Exercise instructions. Look through the material below for "Aktivieren". Copy every line that contains it.
/---
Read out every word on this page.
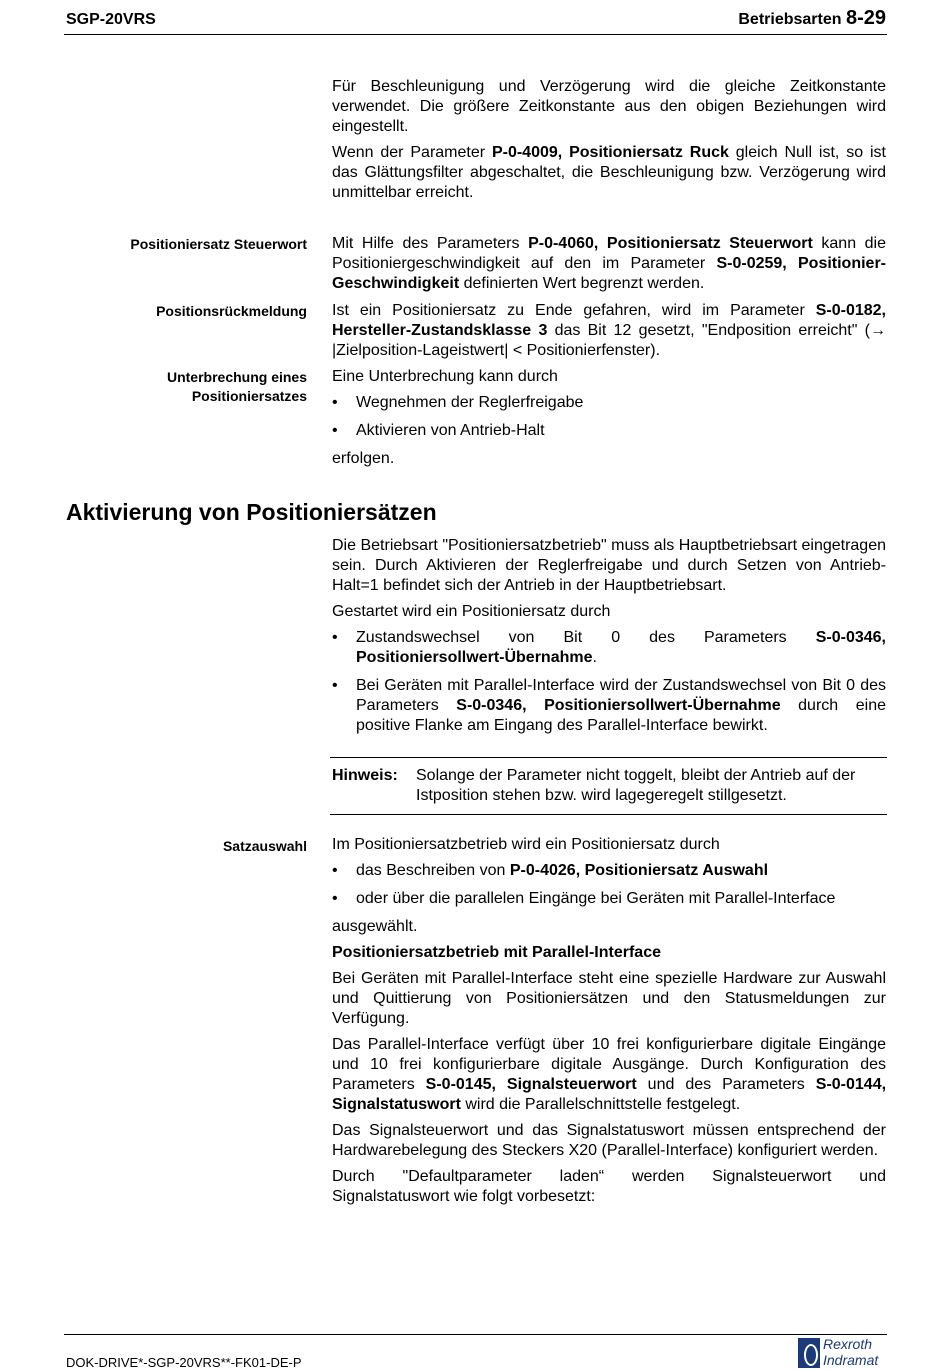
SGP-20VRS	Betriebsarten 8-29

Für Beschleunigung und Verzögerung wird die gleiche Zeitkonstante verwendet. Die größere Zeitkonstante aus den obigen Beziehungen wird eingestellt.

Wenn der Parameter P-0-4009, Positioniersatz Ruck gleich Null ist, so ist das Glättungsfilter abgeschaltet, die Beschleunigung bzw. Verzögerung wird unmittelbar erreicht.

Positioniersatz Steuerwort Mit Hilfe des Parameters P-0-4060, Positioniersatz Steuerwort kann die Positioniergeschwindigkeit auf den im Parameter S-0-0259, Positionier-Geschwindigkeit definierten Wert begrenzt werden.

Positionsrückmeldung Ist ein Positioniersatz zu Ende gefahren, wird im Parameter S-0-0182, Hersteller-Zustandsklasse 3 das Bit 12 gesetzt, "Endposition erreicht" (→ |Zielposition-Lageistwert| < Positionierfenster).

Unterbrechung eines
Positioniersatzes

Eine Unterbrechung kann durch

• Wegnehmen der Reglerfreigabe
• Aktivieren von Antrieb-Halt

erfolgen.

Aktivierung von Positioniersätzen

Die Betriebsart "Positioniersatzbetrieb" muss als Hauptbetriebsart eingetragen sein. Durch Aktivieren der Reglerfreigabe und durch Setzen von Antrieb-Halt=1 befindet sich der Antrieb in der Hauptbetriebsart.

Gestartet wird ein Positioniersatz durch

• Zustandswechsel von Bit 0 des Parameters S-0-0346, Positioniersollwert-Übernahme.
• Bei Geräten mit Parallel-Interface wird der Zustandswechsel von Bit 0 des Parameters S-0-0346, Positioniersollwert-Übernahme durch eine positive Flanke am Eingang des Parallel-Interface bewirkt.
Hinweis: Solange der Parameter nicht toggelt, bleibt der Antrieb auf der Istposition stehen bzw. wird lagegeregelt stillgesetzt.
Satzauswahl Im Positioniersatzbetrieb wird ein Positioniersatz durch

• das Beschreiben von P-0-4026, Positioniersatz Auswahl
• oder über die parallelen Eingänge bei Geräten mit Parallel-Interface

ausgewählt.

Positioniersatzbetrieb mit Parallel-Interface

Bei Geräten mit Parallel-Interface steht eine spezielle Hardware zur Auswahl und Quittierung von Positioniersätzen und den Statusmeldungen zur Verfügung.

Das Parallel-Interface verfügt über 10 frei konfigurierbare digitale Eingänge und 10 frei konfigurierbare digitale Ausgänge. Durch Konfiguration des Parameters S-0-0145, Signalsteuerwort und des Parameters S-0-0144, Signalstatuswort wird die Parallelschnittstelle festgelegt.

Das Signalsteuerwort und das Signalstatuswort müssen entsprechend der Hardwarebelegung des Steckers X20 (Parallel-Interface) konfiguriert werden.

Durch "Defaultparameter laden“ werden Signalsteuerwort und Signalstatuswort wie folgt vorbesetzt:

DOK-DRIVE*-SGP-20VRS**-FK01-DE-P
Rexroth
Indramat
\---
Correct output.
• Aktivieren von Antrieb-Halt
Die Betriebsart "Positioniersatzbetrieb" muss als Hauptbetriebsart eingetragen sein. Durch Aktivieren der Reglerfreigabe und durch Setzen von Antrieb-Halt=1 befindet sich der Antrieb in der Hauptbetriebsart.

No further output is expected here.